EXERCISE REQUIREMENTS:
• a. Answer these questions using the forum post about telnet and fan control, putting each answer on its own line with the same mark:
(i) How much data was on the 2 x 2TB RAID1 that was checked?
(ii) What fan speed does a value of 100 in pwm1 give?
(iii) Which file is read to get the current fan speed?
• b. Write the next part of the forum post about telnet and fan control, starting right after its last line.

TEXT:

2. Does ./reload.sh establish a completely new telnet environment? If someone had set
up a password for telnet would it survive or mess things up in any way? Are there any
other potential traps to watch out for?

3. What needs to be done about the fan / temperature control (if anything)?
(On my system the fan seemed to run on slow mode. I think the temperature might
have been a bit higher than normal, but I didn't fry anything checking 2 x 2TB in RAID1
with about 600GB of data - which took about 5-6 hours to the best of my recollection.)

The original documentation cites the following:

echo 150 >/sys/class/i2c-adapter/i2c-0/0-003e/pwm1
and read current speed with:
cat /sys/class/i2c-adapter/i2c-0/0-003e/fan1_input
(100 in pwm1 = 3150 rpm, 150 in pwm1 = 4650 rpm)

SUPPLIED RECORDS:
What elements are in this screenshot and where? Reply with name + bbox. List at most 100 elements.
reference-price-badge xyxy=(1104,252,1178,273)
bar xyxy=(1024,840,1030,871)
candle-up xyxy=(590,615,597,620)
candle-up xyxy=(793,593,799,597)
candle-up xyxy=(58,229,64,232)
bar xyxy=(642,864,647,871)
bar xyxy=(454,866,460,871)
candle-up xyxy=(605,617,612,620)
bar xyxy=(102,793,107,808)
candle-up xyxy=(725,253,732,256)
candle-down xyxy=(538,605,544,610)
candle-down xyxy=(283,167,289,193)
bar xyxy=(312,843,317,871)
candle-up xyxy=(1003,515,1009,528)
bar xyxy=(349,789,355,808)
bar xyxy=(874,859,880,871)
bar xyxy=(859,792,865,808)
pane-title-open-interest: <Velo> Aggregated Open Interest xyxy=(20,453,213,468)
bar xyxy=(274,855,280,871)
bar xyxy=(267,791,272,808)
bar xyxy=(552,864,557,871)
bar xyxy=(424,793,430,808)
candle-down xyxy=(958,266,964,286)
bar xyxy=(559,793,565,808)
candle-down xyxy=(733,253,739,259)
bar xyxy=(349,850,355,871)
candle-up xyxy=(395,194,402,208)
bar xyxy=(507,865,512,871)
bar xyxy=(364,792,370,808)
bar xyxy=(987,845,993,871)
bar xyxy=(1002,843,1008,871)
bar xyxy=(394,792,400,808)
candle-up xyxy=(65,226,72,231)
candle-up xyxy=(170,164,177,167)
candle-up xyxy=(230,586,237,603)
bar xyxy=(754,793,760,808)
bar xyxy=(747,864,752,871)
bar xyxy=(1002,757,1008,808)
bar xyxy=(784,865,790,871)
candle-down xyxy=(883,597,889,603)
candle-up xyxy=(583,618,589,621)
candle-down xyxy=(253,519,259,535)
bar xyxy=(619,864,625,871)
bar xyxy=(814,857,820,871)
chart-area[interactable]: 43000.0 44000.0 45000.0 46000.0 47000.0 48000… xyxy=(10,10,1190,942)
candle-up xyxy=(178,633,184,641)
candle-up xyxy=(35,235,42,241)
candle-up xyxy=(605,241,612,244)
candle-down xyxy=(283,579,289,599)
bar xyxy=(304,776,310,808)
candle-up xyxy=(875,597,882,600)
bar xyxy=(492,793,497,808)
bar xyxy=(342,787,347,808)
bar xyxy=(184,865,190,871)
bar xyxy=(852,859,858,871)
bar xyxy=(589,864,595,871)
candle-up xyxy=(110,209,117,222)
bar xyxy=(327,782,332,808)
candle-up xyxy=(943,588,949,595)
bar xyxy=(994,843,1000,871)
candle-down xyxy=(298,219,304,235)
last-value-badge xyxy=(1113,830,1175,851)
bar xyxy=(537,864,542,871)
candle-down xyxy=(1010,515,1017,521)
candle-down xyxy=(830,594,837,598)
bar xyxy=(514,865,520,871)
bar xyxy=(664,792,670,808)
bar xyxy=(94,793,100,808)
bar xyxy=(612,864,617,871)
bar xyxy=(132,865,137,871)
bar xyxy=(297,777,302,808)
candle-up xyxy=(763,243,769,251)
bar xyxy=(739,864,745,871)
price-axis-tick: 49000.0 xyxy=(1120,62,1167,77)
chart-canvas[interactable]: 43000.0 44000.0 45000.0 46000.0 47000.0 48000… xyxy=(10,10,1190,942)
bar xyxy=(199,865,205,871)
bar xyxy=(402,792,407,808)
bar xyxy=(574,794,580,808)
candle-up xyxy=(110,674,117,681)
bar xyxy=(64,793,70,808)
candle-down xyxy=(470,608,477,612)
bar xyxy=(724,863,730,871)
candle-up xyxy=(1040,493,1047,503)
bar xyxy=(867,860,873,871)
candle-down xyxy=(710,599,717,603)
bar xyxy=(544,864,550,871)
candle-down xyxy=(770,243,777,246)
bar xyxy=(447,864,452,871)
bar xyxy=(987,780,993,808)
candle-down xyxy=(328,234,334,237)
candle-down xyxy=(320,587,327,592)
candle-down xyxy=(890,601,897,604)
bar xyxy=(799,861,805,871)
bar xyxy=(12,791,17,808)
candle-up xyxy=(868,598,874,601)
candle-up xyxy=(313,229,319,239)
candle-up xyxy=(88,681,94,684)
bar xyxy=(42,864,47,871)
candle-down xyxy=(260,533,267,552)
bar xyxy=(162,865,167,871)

EXPECTED OUTPUTS:
• a.
(i) About 600GB.
(ii) 3150 rpm.
(iii) /sys/class/i2c-adapter/i2c-0/0-003e/fan1_input

• b.
You can read the current temperature with:
cat /sys/class/i2c-adapter/i2c-0/0-0048/temp1_input

on my DNS323 under fun_plug v0.5 the path /sys/class doesn't exist

4. Does the command:

mdadm -A /dev/md0 /dev/sd[ab]2

need to be modified for any reason (i.e. What about JBOD / RAID0)?

(When I first saw the command: mdadm -A /dev/md0 /dev/sd[ab]2 I wasn't
sure if [ab]2 should be entered as is, or if it was shorthand for something.
For the benefit of the uninitiated, you can cut and paste in this
command exactly as is if your system is running RAID1.

5.Can someone with 2 separate disks please confirm part works???
>
>If you have configured 'two separate disks', you can now check
>filesystems with:
>
> e2fsck /dev/sda2
> e2fsck /dev/sdb2
>

6. What happens to /lost+found ?? I pressed y to create it. I assumed that I should
find a directory full of fragments (similar to what you get out of CHKDSK in windows/dos).
After rebooting, the only /lost+found I could see was under '/' and it existed before I ran
e2fsck and appeared to be empty. Why did I get "/lost+found not found. Create<y>?"
answer Y to the question, and then not find a lost+found directory on /dev/md0?
Does /lost+found not survive reboot?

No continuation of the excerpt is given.